→ Records supplied:
******

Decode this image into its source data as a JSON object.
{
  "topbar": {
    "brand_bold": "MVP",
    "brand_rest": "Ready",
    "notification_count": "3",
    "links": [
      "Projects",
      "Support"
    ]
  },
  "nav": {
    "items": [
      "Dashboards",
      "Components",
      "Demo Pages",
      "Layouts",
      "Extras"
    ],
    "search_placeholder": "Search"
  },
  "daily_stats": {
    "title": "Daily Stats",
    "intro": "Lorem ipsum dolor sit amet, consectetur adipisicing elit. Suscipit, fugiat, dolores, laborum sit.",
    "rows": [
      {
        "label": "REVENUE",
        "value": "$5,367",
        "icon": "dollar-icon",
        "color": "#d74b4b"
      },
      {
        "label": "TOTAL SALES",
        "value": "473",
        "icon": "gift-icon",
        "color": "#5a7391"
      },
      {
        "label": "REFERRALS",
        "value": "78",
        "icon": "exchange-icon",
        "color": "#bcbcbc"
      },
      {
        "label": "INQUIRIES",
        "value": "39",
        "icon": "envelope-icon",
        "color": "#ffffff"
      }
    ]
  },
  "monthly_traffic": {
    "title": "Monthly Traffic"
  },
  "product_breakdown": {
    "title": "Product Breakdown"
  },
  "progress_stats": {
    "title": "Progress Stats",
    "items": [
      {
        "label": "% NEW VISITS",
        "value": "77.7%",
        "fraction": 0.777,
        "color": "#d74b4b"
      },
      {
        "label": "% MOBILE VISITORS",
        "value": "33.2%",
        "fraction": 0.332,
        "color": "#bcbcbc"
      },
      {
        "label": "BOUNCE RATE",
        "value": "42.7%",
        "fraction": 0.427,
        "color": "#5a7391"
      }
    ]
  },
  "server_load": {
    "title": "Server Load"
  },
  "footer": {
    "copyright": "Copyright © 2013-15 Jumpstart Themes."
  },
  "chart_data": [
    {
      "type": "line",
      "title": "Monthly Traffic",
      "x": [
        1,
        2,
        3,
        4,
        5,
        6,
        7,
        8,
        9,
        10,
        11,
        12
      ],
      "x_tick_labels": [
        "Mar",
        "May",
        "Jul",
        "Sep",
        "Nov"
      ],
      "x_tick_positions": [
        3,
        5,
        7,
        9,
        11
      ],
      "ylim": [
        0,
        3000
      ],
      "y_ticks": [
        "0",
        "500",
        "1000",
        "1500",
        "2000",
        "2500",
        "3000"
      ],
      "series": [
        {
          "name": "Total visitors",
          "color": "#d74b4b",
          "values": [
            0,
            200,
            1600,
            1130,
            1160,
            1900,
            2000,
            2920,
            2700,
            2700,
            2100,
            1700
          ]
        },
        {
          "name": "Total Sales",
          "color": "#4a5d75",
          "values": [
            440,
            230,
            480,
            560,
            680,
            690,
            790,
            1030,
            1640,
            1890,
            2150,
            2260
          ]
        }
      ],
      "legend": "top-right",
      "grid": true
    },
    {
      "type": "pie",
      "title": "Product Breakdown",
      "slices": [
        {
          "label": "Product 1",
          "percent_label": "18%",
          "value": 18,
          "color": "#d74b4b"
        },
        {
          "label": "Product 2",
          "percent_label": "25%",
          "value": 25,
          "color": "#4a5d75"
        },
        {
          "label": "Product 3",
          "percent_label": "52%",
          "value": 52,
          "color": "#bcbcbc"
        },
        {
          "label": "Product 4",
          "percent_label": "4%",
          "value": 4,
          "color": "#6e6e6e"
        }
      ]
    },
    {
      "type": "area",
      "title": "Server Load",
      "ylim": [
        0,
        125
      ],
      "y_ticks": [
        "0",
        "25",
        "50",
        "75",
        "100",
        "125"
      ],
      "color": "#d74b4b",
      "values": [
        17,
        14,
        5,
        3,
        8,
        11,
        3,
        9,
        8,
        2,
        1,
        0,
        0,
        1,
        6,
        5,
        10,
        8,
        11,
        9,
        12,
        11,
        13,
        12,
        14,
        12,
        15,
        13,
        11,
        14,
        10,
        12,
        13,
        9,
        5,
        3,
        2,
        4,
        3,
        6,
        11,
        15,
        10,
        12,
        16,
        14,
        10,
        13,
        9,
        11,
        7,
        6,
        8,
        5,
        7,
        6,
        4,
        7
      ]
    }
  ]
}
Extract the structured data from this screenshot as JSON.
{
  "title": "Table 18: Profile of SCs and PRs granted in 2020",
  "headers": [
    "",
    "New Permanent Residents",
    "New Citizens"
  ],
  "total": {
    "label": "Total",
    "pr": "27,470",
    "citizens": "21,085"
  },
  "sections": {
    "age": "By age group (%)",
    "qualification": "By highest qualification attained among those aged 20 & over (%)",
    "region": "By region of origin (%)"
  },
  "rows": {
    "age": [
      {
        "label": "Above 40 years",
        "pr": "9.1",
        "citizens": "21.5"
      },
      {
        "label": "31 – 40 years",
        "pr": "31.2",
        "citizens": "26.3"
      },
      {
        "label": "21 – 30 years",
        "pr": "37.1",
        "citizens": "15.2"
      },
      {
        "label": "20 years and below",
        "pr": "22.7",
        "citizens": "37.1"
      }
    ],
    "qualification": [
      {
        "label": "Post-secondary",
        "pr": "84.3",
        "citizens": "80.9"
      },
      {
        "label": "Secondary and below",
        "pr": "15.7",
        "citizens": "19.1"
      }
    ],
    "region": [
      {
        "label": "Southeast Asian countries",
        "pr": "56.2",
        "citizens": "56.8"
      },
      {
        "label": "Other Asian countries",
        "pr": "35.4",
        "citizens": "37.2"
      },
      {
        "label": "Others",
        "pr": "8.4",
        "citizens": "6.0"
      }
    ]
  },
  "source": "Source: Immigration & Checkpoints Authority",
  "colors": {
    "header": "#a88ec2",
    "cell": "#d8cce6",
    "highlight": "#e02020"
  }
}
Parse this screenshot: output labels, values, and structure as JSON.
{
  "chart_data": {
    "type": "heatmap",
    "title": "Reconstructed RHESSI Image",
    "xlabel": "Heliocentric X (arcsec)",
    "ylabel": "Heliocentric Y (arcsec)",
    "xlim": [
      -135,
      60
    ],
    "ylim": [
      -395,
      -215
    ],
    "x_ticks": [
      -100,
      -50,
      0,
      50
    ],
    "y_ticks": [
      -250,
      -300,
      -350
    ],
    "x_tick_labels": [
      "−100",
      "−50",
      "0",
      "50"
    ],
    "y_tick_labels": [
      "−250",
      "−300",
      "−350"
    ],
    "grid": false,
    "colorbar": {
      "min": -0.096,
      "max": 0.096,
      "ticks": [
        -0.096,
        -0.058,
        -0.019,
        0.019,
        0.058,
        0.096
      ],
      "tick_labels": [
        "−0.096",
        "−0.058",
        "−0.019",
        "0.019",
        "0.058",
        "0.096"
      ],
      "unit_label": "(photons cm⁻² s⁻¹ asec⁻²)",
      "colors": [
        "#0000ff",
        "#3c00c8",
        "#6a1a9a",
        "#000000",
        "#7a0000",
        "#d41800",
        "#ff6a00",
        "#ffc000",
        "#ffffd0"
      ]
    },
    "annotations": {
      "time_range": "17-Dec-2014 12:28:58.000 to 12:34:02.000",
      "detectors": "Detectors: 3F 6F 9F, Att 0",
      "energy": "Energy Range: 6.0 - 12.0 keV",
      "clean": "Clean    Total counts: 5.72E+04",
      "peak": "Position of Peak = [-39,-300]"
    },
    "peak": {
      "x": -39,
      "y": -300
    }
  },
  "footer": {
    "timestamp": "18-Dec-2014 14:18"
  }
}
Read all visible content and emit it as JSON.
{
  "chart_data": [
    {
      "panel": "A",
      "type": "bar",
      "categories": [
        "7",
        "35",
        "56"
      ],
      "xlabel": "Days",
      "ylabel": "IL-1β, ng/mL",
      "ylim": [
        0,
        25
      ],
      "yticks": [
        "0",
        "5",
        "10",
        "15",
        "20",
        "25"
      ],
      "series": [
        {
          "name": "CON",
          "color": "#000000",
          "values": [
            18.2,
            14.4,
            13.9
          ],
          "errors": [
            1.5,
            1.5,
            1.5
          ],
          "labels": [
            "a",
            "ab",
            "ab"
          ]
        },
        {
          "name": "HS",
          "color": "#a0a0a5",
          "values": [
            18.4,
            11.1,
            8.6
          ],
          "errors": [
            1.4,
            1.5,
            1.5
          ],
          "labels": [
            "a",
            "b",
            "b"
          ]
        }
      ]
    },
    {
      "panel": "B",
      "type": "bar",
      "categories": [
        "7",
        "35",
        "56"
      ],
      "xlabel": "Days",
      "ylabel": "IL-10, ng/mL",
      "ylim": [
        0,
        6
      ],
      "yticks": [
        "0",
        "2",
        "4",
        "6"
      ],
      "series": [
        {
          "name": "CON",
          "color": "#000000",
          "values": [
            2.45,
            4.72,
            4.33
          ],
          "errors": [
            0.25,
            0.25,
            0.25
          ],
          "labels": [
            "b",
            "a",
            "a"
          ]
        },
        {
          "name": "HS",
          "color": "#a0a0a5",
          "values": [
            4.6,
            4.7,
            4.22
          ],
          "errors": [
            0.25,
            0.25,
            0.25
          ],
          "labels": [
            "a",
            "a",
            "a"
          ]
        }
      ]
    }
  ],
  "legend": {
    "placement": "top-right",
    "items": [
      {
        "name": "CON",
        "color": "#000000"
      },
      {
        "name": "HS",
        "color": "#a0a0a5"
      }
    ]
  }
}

******

→ Requirement: Gather each line of the records holding the string "countries".

→ Task solution:
        "label": "Southeast Asian countries",
        "label": "Other Asian countries",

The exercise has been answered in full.